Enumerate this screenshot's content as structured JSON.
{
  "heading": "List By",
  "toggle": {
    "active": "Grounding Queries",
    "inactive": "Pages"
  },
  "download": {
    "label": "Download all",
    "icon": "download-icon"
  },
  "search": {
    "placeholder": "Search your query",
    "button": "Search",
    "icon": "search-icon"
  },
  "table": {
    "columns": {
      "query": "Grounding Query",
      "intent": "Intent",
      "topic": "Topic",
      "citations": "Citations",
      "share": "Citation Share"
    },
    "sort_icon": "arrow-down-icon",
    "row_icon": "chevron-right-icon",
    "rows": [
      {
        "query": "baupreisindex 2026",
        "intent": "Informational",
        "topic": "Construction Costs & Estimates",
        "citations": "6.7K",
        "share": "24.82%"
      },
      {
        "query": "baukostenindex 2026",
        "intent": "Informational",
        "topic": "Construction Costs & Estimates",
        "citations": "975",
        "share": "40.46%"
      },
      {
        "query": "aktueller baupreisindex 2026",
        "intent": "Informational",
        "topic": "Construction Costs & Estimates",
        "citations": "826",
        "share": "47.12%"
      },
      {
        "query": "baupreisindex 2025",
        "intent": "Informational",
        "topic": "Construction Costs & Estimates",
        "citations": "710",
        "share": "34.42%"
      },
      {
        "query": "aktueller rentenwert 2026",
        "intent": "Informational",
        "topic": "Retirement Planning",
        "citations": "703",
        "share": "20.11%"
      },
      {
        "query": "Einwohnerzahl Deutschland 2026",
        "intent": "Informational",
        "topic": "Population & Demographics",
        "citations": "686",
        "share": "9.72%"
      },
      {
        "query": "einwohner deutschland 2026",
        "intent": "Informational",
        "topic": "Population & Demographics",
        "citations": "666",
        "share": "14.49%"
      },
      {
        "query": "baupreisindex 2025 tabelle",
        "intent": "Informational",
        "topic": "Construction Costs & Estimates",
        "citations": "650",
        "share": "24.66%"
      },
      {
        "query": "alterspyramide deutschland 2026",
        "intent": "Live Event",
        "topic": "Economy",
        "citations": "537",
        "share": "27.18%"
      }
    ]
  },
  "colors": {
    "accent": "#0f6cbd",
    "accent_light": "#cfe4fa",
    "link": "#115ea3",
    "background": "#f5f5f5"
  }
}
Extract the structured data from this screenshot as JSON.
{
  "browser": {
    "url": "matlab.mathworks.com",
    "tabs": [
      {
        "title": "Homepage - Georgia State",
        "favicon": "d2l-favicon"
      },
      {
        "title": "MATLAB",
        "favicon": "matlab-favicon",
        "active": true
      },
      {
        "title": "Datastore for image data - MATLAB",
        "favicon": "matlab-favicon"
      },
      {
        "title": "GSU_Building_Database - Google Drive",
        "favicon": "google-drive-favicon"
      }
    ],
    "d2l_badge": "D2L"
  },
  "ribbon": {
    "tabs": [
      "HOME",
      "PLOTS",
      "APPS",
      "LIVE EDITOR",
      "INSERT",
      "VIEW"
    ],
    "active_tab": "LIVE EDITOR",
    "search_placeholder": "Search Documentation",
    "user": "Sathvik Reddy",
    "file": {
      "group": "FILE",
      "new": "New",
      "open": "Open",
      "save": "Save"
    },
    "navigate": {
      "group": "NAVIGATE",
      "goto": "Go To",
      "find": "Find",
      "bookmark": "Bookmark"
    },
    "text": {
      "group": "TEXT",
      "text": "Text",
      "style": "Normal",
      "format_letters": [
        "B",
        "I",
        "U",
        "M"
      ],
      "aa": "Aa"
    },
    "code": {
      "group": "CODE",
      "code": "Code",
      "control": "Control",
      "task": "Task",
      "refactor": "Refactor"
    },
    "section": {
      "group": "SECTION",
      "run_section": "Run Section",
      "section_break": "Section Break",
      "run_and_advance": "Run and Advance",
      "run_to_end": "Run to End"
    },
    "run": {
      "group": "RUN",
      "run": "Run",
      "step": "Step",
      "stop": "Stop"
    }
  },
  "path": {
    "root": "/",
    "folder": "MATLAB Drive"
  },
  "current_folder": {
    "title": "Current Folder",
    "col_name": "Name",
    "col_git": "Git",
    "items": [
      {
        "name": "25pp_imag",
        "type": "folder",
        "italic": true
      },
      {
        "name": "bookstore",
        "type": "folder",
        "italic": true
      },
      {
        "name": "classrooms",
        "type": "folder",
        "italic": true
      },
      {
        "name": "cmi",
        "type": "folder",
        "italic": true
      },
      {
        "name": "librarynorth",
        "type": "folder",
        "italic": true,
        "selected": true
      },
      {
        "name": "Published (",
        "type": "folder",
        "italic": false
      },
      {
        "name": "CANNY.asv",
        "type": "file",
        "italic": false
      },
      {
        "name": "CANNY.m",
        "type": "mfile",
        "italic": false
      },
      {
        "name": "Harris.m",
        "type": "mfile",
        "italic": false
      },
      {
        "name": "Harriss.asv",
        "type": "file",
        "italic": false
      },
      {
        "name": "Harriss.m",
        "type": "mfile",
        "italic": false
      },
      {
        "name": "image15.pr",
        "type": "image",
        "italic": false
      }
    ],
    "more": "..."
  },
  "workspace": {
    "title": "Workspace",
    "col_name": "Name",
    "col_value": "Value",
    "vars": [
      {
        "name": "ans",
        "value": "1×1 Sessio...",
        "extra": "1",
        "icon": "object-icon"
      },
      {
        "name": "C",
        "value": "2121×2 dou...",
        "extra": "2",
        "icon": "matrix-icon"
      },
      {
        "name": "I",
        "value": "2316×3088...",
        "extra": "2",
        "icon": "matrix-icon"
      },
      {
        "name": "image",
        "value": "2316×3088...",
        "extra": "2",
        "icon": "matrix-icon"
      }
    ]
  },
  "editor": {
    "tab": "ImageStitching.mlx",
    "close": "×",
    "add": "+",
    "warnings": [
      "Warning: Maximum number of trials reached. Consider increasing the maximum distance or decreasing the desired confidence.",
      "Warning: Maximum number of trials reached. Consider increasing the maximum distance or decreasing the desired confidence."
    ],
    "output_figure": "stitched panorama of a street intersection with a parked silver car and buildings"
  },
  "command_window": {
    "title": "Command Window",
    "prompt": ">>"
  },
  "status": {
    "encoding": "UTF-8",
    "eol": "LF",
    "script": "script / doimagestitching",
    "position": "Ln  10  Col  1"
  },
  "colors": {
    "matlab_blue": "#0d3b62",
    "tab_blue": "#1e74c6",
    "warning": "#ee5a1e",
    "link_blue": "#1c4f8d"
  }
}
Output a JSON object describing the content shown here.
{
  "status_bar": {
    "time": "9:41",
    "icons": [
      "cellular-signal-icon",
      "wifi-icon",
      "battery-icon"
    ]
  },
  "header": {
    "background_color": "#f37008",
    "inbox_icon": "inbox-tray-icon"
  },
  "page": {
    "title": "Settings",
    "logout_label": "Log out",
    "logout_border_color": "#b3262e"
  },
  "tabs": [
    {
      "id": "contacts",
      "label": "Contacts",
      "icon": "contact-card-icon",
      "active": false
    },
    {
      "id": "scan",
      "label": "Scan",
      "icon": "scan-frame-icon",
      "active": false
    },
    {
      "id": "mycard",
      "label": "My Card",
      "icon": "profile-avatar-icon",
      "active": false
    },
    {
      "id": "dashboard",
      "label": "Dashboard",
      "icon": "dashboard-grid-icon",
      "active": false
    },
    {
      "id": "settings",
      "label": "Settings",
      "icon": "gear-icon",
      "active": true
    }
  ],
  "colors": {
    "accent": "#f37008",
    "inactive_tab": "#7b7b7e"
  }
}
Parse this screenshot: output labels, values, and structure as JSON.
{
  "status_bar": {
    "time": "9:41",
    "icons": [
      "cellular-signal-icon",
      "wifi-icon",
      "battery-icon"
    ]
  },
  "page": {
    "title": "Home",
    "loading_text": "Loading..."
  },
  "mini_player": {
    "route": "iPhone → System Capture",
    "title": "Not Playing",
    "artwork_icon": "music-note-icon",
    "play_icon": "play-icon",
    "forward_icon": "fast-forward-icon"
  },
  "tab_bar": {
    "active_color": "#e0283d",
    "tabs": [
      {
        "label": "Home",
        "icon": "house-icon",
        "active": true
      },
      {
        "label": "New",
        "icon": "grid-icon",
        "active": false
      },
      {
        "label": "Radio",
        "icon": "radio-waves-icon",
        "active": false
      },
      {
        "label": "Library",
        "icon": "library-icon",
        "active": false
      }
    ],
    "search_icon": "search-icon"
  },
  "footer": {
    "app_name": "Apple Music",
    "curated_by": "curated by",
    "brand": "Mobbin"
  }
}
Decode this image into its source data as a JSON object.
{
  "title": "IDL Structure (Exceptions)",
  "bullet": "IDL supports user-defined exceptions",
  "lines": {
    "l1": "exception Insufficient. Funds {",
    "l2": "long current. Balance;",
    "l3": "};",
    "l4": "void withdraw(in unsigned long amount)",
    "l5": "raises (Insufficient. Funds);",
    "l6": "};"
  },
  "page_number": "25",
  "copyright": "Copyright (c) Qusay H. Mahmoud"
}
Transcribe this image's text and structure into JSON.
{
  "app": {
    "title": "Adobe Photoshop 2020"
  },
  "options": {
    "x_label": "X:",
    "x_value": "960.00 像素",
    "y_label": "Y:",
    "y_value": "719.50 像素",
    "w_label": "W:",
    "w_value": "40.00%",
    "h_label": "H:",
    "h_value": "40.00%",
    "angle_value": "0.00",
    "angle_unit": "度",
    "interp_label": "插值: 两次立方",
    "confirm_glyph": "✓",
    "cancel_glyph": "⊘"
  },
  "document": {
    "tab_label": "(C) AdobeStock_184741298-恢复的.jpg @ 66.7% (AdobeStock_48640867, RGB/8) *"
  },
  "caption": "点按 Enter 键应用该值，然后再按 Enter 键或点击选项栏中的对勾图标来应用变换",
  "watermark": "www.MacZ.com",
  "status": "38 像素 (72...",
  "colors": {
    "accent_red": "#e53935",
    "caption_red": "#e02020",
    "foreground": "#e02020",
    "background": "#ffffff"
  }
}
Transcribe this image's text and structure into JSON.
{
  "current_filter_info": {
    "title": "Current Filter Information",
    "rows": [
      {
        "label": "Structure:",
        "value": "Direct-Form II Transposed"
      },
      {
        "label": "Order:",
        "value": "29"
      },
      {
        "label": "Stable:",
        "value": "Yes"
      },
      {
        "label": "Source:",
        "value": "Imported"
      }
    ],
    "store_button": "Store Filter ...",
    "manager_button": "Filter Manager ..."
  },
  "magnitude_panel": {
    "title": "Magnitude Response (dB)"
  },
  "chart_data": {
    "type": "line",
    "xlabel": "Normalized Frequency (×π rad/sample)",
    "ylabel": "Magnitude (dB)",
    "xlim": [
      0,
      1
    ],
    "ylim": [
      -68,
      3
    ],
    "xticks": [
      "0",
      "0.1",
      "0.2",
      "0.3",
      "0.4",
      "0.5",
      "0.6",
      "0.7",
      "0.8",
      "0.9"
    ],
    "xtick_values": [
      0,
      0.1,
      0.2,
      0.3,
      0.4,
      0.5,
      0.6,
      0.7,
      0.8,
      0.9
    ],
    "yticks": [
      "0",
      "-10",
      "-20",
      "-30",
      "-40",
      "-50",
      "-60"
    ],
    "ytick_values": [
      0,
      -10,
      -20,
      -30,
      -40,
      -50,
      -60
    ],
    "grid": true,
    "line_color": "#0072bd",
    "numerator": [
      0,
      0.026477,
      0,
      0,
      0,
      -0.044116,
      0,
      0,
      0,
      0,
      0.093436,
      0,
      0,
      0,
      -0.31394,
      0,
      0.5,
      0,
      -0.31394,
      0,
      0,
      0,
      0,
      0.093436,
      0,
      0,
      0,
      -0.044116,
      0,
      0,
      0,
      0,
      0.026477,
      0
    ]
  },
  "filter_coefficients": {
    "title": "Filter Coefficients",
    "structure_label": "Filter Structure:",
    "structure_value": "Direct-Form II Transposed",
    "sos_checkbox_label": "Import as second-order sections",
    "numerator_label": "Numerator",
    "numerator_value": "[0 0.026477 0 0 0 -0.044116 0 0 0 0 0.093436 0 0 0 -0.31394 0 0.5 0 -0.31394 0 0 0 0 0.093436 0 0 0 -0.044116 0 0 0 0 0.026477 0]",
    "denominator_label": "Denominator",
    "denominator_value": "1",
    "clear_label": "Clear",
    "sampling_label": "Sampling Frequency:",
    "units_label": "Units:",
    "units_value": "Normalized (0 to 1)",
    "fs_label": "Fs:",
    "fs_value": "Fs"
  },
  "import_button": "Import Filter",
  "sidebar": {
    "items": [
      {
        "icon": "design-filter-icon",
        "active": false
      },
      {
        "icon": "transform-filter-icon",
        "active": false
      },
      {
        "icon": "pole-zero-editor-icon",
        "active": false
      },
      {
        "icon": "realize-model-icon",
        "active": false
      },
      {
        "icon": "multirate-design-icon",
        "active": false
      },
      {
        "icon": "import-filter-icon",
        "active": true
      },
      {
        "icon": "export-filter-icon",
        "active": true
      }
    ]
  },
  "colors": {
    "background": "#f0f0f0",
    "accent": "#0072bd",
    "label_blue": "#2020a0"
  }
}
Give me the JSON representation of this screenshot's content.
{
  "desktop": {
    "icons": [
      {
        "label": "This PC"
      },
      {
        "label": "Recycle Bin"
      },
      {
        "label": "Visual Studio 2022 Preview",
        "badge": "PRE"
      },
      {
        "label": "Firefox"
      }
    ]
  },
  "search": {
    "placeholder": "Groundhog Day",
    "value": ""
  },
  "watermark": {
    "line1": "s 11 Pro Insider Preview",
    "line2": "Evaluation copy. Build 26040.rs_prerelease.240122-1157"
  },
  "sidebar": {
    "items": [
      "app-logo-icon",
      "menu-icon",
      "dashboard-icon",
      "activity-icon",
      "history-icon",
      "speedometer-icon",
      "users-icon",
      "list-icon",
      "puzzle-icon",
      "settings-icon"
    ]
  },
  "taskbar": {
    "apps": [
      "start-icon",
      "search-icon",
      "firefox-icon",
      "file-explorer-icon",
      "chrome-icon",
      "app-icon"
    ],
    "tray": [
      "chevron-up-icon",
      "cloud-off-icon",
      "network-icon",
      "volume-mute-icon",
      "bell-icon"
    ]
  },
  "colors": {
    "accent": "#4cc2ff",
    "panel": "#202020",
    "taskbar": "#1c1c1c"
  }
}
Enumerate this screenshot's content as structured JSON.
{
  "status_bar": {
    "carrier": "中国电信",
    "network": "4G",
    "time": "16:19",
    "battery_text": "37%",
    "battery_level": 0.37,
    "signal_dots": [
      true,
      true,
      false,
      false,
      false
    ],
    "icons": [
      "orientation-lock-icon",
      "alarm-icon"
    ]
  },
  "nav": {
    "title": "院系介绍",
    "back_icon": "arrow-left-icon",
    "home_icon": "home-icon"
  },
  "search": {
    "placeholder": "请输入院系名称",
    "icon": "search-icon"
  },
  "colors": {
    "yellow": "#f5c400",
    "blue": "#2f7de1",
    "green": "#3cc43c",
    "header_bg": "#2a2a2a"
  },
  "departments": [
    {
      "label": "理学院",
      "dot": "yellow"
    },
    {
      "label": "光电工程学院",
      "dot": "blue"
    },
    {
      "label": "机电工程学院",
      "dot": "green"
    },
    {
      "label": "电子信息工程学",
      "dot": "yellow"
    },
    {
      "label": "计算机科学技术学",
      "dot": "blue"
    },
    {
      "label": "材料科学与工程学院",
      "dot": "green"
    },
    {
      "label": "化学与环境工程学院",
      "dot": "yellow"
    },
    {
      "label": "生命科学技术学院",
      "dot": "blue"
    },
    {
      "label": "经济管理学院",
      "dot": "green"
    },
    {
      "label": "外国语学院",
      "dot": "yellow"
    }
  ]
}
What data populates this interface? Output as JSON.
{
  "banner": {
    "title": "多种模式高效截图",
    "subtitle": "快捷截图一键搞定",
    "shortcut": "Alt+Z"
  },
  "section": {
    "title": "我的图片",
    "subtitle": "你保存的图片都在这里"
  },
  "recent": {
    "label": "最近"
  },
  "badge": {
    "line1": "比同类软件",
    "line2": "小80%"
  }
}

**Aim of the exercise**
Quote exactly the line containing "What data populates" and every later line through the end of the listing, and no other lines.

**Complete response**
What data populates this interface? Output as JSON.
{
  "banner": {
    "title": "多种模式高效截图",
    "subtitle": "快捷截图一键搞定",
    "shortcut": "Alt+Z"
  },
  "section": {
    "title": "我的图片",
    "subtitle": "你保存的图片都在这里"
  },
  "recent": {
    "label": "最近"
  },
  "badge": {
    "line1": "比同类软件",
    "line2": "小80%"
  }
}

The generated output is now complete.